=== Begin Enclosure ===
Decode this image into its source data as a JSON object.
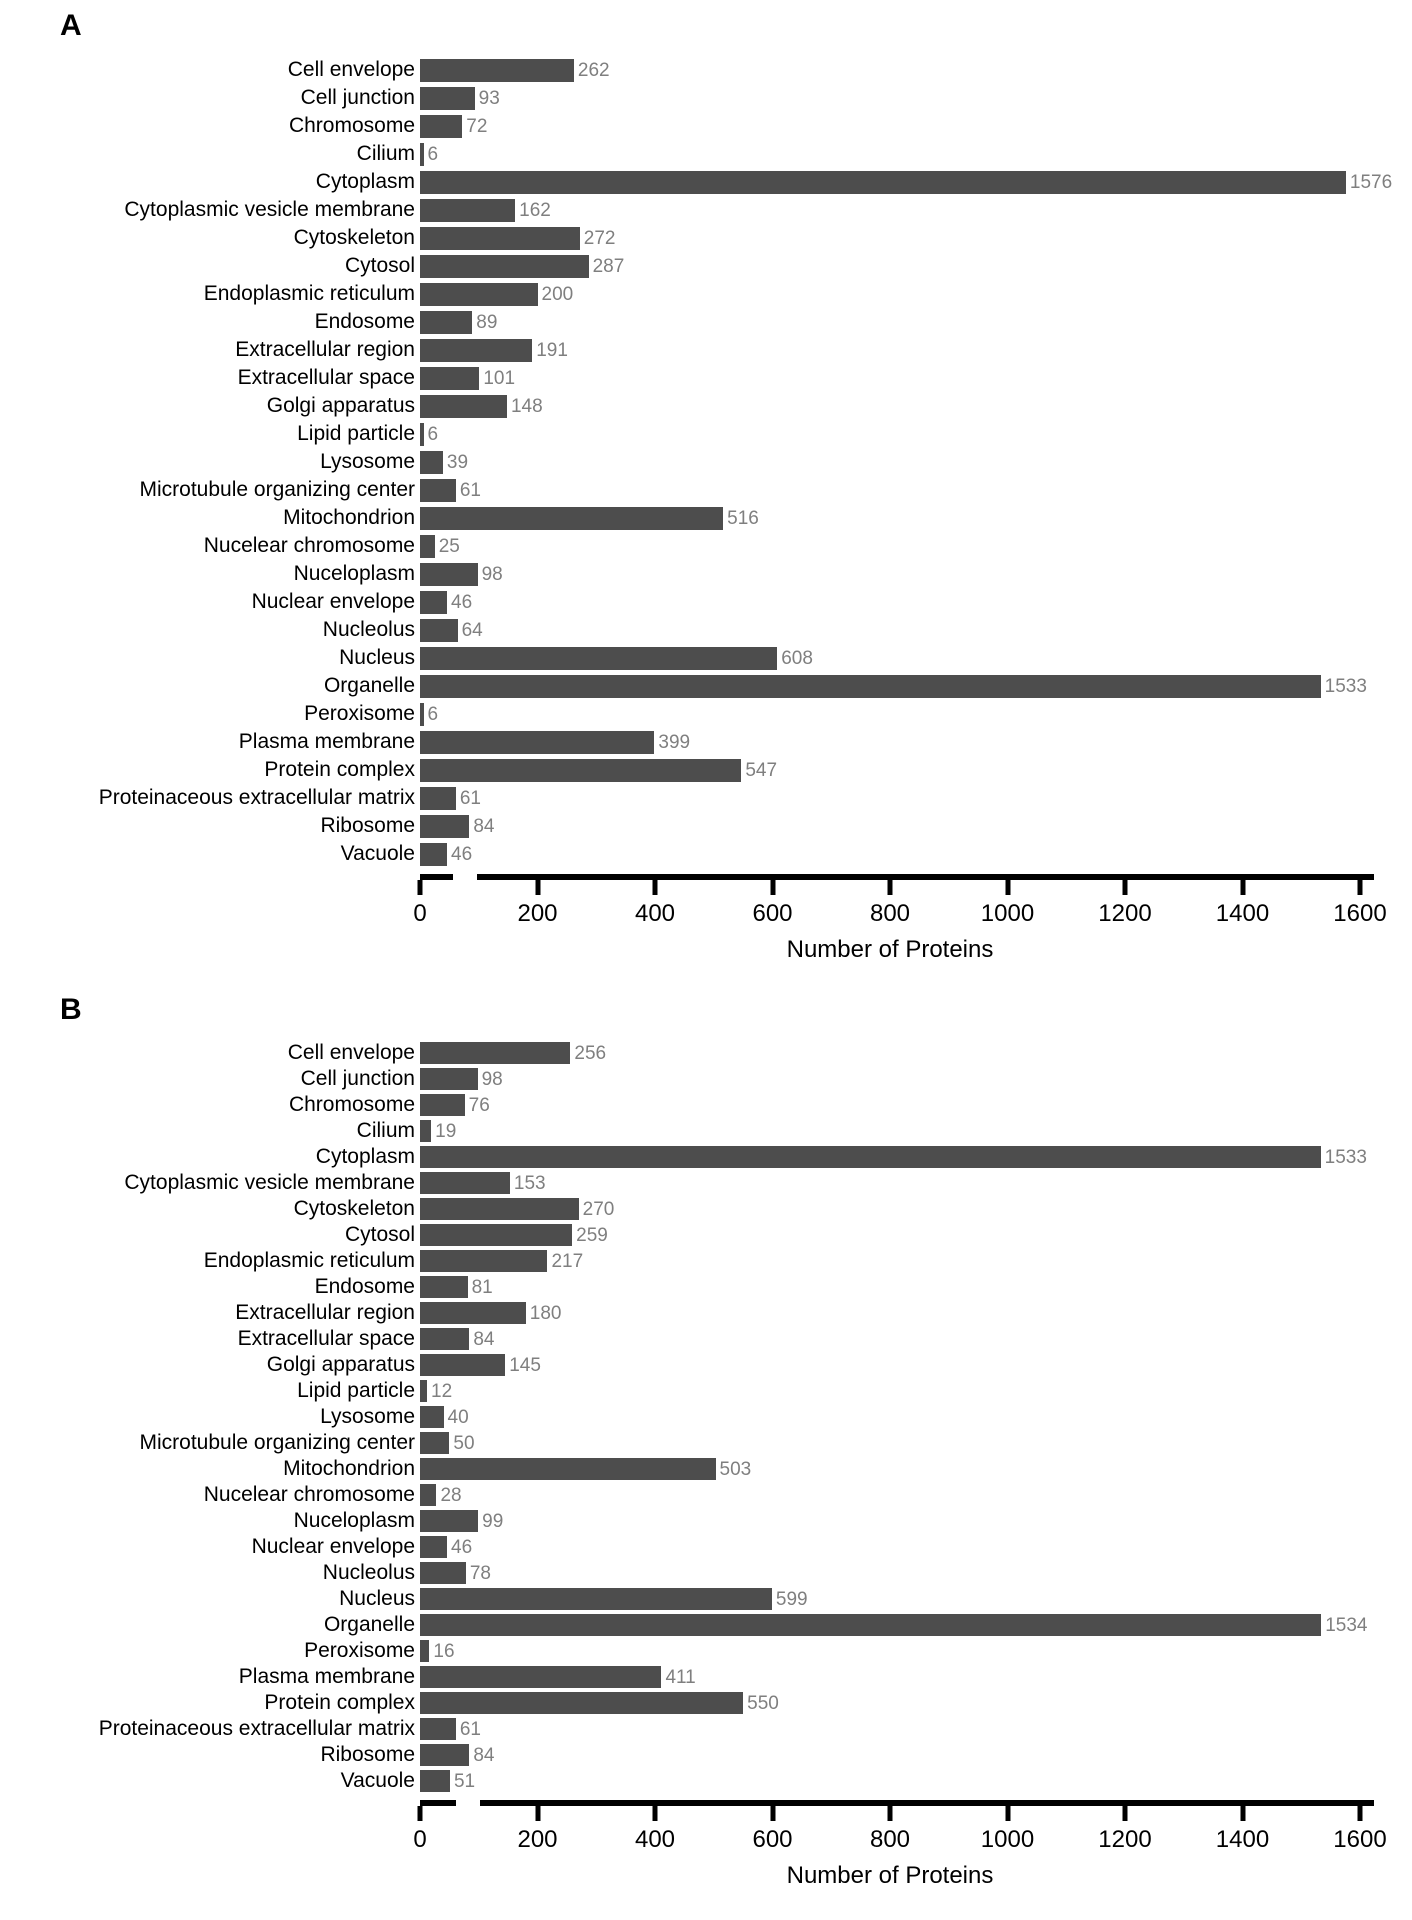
{
  "colors": {
    "bar": "#4d4d4d",
    "value_label": "#7f7f7f",
    "axis": "#000000",
    "background": "#ffffff"
  },
  "chart_data": [
    {
      "type": "bar",
      "panel_label": "A",
      "orientation": "horizontal",
      "title": "",
      "xlabel": "Number of Proteins",
      "ylabel": "",
      "xlim": [
        0,
        1600
      ],
      "x_ticks": [
        0,
        200,
        400,
        600,
        800,
        1000,
        1200,
        1400,
        1600
      ],
      "grid": false,
      "legend": false,
      "categories": [
        "Cell envelope",
        "Cell junction",
        "Chromosome",
        "Cilium",
        "Cytoplasm",
        "Cytoplasmic vesicle membrane",
        "Cytoskeleton",
        "Cytosol",
        "Endoplasmic reticulum",
        "Endosome",
        "Extracellular region",
        "Extracellular space",
        "Golgi apparatus",
        "Lipid particle",
        "Lysosome",
        "Microtubule organizing center",
        "Mitochondrion",
        "Nucelear chromosome",
        "Nuceloplasm",
        "Nuclear envelope",
        "Nucleolus",
        "Nucleus",
        "Organelle",
        "Peroxisome",
        "Plasma membrane",
        "Protein complex",
        "Proteinaceous extracellular matrix",
        "Ribosome",
        "Vacuole"
      ],
      "values": [
        262,
        93,
        72,
        6,
        1576,
        162,
        272,
        287,
        200,
        89,
        191,
        101,
        148,
        6,
        39,
        61,
        516,
        25,
        98,
        46,
        64,
        608,
        1533,
        6,
        399,
        547,
        61,
        84,
        46
      ]
    },
    {
      "type": "bar",
      "panel_label": "B",
      "orientation": "horizontal",
      "title": "",
      "xlabel": "Number of Proteins",
      "ylabel": "",
      "xlim": [
        0,
        1600
      ],
      "x_ticks": [
        0,
        200,
        400,
        600,
        800,
        1000,
        1200,
        1400,
        1600
      ],
      "grid": false,
      "legend": false,
      "categories": [
        "Cell envelope",
        "Cell junction",
        "Chromosome",
        "Cilium",
        "Cytoplasm",
        "Cytoplasmic vesicle membrane",
        "Cytoskeleton",
        "Cytosol",
        "Endoplasmic reticulum",
        "Endosome",
        "Extracellular region",
        "Extracellular space",
        "Golgi apparatus",
        "Lipid particle",
        "Lysosome",
        "Microtubule organizing center",
        "Mitochondrion",
        "Nucelear chromosome",
        "Nuceloplasm",
        "Nuclear envelope",
        "Nucleolus",
        "Nucleus",
        "Organelle",
        "Peroxisome",
        "Plasma membrane",
        "Protein complex",
        "Proteinaceous extracellular matrix",
        "Ribosome",
        "Vacuole"
      ],
      "values": [
        256,
        98,
        76,
        19,
        1533,
        153,
        270,
        259,
        217,
        81,
        180,
        84,
        145,
        12,
        40,
        50,
        503,
        28,
        99,
        46,
        78,
        599,
        1534,
        16,
        411,
        550,
        61,
        84,
        51
      ]
    }
  ]
}
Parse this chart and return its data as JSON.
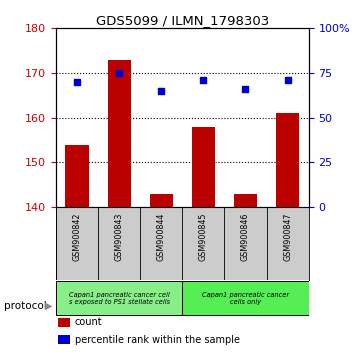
=== End Enclosure ===
» **WHAT IS REQUIRED**
What you output should match the records line for line, minus the pictures.

» **WRITTEN REPLY**
Decode this image into its source data as a JSON object.
{
  "colors": {
    "bar": "#4d4d4d",
    "value_label": "#7f7f7f",
    "axis": "#000000",
    "background": "#ffffff"
  },
  "chart_data": [
    {
      "type": "bar",
      "panel_label": "A",
      "orientation": "horizontal",
      "title": "",
      "xlabel": "Number of Proteins",
      "ylabel": "",
      "xlim": [
        0,
        1600
      ],
      "x_ticks": [
        0,
        200,
        400,
        600,
        800,
        1000,
        1200,
        1400,
        1600
      ],
      "grid": false,
      "legend": false,
      "categories": [
        "Cell envelope",
        "Cell junction",
        "Chromosome",
        "Cilium",
        "Cytoplasm",
        "Cytoplasmic vesicle membrane",
        "Cytoskeleton",
        "Cytosol",
        "Endoplasmic reticulum",
        "Endosome",
        "Extracellular region",
        "Extracellular space",
        "Golgi apparatus",
        "Lipid particle",
        "Lysosome",
        "Microtubule organizing center",
        "Mitochondrion",
        "Nucelear chromosome",
        "Nuceloplasm",
        "Nuclear envelope",
        "Nucleolus",
        "Nucleus",
        "Organelle",
        "Peroxisome",
        "Plasma membrane",
        "Protein complex",
        "Proteinaceous extracellular matrix",
        "Ribosome",
        "Vacuole"
      ],
      "values": [
        262,
        93,
        72,
        6,
        1576,
        162,
        272,
        287,
        200,
        89,
        191,
        101,
        148,
        6,
        39,
        61,
        516,
        25,
        98,
        46,
        64,
        608,
        1533,
        6,
        399,
        547,
        61,
        84,
        46
      ]
    },
    {
      "type": "bar",
      "panel_label": "B",
      "orientation": "horizontal",
      "title": "",
      "xlabel": "Number of Proteins",
      "ylabel": "",
      "xlim": [
        0,
        1600
      ],
      "x_ticks": [
        0,
        200,
        400,
        600,
        800,
        1000,
        1200,
        1400,
        1600
      ],
      "grid": false,
      "legend": false,
      "categories": [
        "Cell envelope",
        "Cell junction",
        "Chromosome",
        "Cilium",
        "Cytoplasm",
        "Cytoplasmic vesicle membrane",
        "Cytoskeleton",
        "Cytosol",
        "Endoplasmic reticulum",
        "Endosome",
        "Extracellular region",
        "Extracellular space",
        "Golgi apparatus",
        "Lipid particle",
        "Lysosome",
        "Microtubule organizing center",
        "Mitochondrion",
        "Nucelear chromosome",
        "Nuceloplasm",
        "Nuclear envelope",
        "Nucleolus",
        "Nucleus",
        "Organelle",
        "Peroxisome",
        "Plasma membrane",
        "Protein complex",
        "Proteinaceous extracellular matrix",
        "Ribosome",
        "Vacuole"
      ],
      "values": [
        256,
        98,
        76,
        19,
        1533,
        153,
        270,
        259,
        217,
        81,
        180,
        84,
        145,
        12,
        40,
        50,
        503,
        28,
        99,
        46,
        78,
        599,
        1534,
        16,
        411,
        550,
        61,
        84,
        51
      ]
    }
  ]
}
Parse this chart and return its data as JSON.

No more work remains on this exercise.